(Stored data)
** start **

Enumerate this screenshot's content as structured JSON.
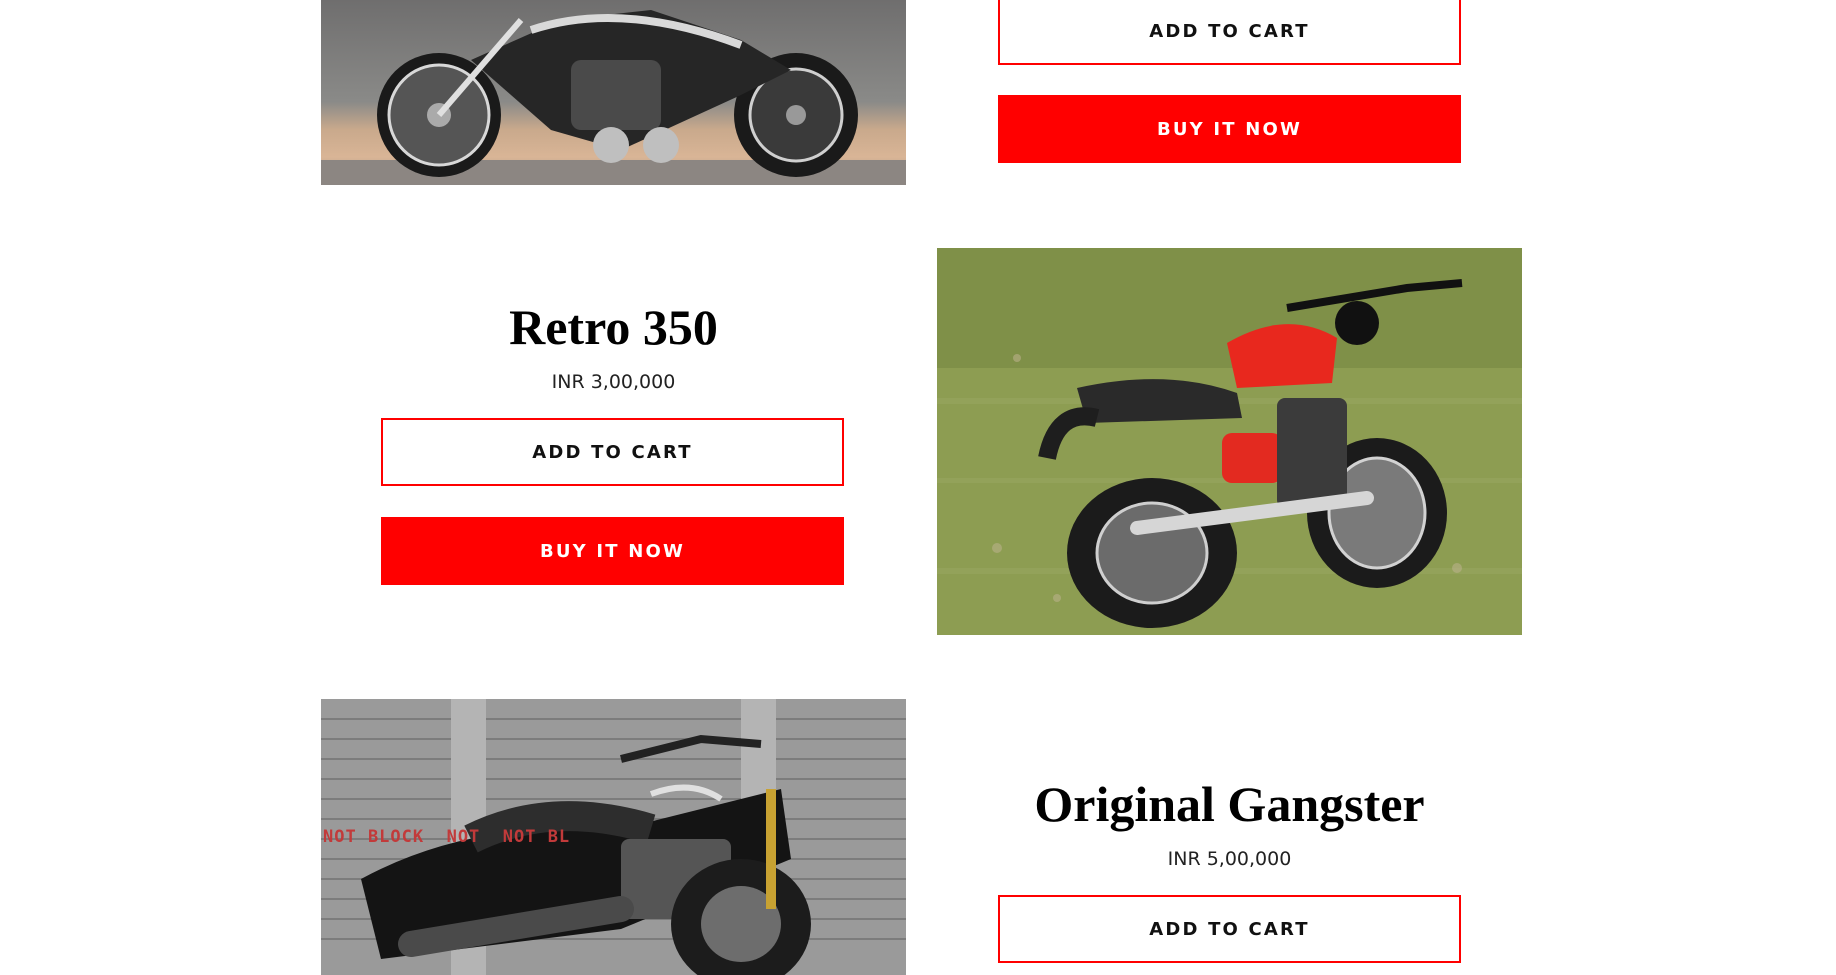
{
  "products": [
    {
      "image_alt": "custom chopper motorcycle",
      "add_to_cart_label": "ADD TO CART",
      "buy_now_label": "BUY IT NOW"
    },
    {
      "title": "Retro 350",
      "price": "INR 3,00,000",
      "image_alt": "red classic motorcycle on grass",
      "add_to_cart_label": "ADD TO CART",
      "buy_now_label": "BUY IT NOW"
    },
    {
      "title": "Original Gangster",
      "price": "INR 5,00,000",
      "image_alt": "black cruiser motorcycle by shutters",
      "add_to_cart_label": "ADD TO CART",
      "wall_text": "NOT BLOCK  NOT  NOT BL"
    }
  ],
  "colors": {
    "accent": "#ff0000",
    "button_outline_text": "#111111",
    "button_solid_text": "#ffffff"
  }
}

** end **

• _DESCRIPTION OF THE TASK_
Make a verbatim copy of all the entries and strip out the pictures.

• _ANSWER IN FULL_
Enumerate this screenshot's content as structured JSON.
{
  "products": [
    {
      "image_alt": "custom chopper motorcycle",
      "add_to_cart_label": "ADD TO CART",
      "buy_now_label": "BUY IT NOW"
    },
    {
      "title": "Retro 350",
      "price": "INR 3,00,000",
      "image_alt": "red classic motorcycle on grass",
      "add_to_cart_label": "ADD TO CART",
      "buy_now_label": "BUY IT NOW"
    },
    {
      "title": "Original Gangster",
      "price": "INR 5,00,000",
      "image_alt": "black cruiser motorcycle by shutters",
      "add_to_cart_label": "ADD TO CART",
      "wall_text": "NOT BLOCK  NOT  NOT BL"
    }
  ],
  "colors": {
    "accent": "#ff0000",
    "button_outline_text": "#111111",
    "button_solid_text": "#ffffff"
  }
}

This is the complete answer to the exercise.